## What to work on
Filter for the word "Promoting" and keep each matching line.

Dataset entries
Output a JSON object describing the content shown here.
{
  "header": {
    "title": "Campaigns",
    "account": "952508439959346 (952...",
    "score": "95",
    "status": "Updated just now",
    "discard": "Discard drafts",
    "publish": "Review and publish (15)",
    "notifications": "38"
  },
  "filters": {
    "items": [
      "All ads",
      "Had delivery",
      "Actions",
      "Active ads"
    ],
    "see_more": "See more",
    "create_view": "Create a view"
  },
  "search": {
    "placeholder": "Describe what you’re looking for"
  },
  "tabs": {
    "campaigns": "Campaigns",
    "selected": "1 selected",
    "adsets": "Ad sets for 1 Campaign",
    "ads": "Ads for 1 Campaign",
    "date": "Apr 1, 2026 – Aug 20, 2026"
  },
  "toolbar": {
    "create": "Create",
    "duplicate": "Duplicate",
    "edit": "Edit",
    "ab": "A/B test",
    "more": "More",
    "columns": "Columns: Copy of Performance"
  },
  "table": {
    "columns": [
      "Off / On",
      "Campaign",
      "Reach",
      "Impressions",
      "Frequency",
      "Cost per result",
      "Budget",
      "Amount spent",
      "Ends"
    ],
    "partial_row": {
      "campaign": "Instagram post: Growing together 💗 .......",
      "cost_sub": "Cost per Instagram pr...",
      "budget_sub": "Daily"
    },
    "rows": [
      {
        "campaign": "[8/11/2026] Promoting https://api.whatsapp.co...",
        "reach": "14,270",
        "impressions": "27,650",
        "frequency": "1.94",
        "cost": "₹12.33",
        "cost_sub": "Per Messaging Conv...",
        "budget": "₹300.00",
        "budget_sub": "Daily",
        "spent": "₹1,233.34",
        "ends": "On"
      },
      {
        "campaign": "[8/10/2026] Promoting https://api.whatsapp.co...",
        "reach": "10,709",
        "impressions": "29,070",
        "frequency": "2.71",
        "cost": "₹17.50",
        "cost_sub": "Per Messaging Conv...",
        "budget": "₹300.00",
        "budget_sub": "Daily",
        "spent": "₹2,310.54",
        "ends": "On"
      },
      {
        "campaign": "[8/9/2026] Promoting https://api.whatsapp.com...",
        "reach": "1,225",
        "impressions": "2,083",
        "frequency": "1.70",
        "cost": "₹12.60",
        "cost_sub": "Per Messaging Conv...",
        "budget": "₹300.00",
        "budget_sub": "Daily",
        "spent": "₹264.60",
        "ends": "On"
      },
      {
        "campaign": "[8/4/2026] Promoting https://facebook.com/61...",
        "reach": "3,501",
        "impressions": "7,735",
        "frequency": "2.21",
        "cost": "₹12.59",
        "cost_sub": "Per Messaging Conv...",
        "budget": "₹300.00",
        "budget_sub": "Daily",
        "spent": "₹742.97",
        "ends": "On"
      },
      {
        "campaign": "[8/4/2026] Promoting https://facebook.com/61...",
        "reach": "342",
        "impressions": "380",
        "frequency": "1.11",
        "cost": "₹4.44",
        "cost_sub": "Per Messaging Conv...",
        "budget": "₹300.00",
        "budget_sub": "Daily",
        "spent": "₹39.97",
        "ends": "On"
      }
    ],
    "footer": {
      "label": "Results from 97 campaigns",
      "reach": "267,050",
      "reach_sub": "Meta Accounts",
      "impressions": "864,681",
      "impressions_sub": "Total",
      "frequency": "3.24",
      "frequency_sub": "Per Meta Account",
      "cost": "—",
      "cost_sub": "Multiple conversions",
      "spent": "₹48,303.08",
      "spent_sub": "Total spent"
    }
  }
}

## Finished exercise
        "campaign": "[8/11/2026] Promoting https://api.whatsapp.co...",
        "campaign": "[8/10/2026] Promoting https://api.whatsapp.co...",
        "campaign": "[8/9/2026] Promoting https://api.whatsapp.com...",
        "campaign": "[8/4/2026] Promoting https://facebook.com/61...",
        "campaign": "[8/4/2026] Promoting https://facebook.com/61...",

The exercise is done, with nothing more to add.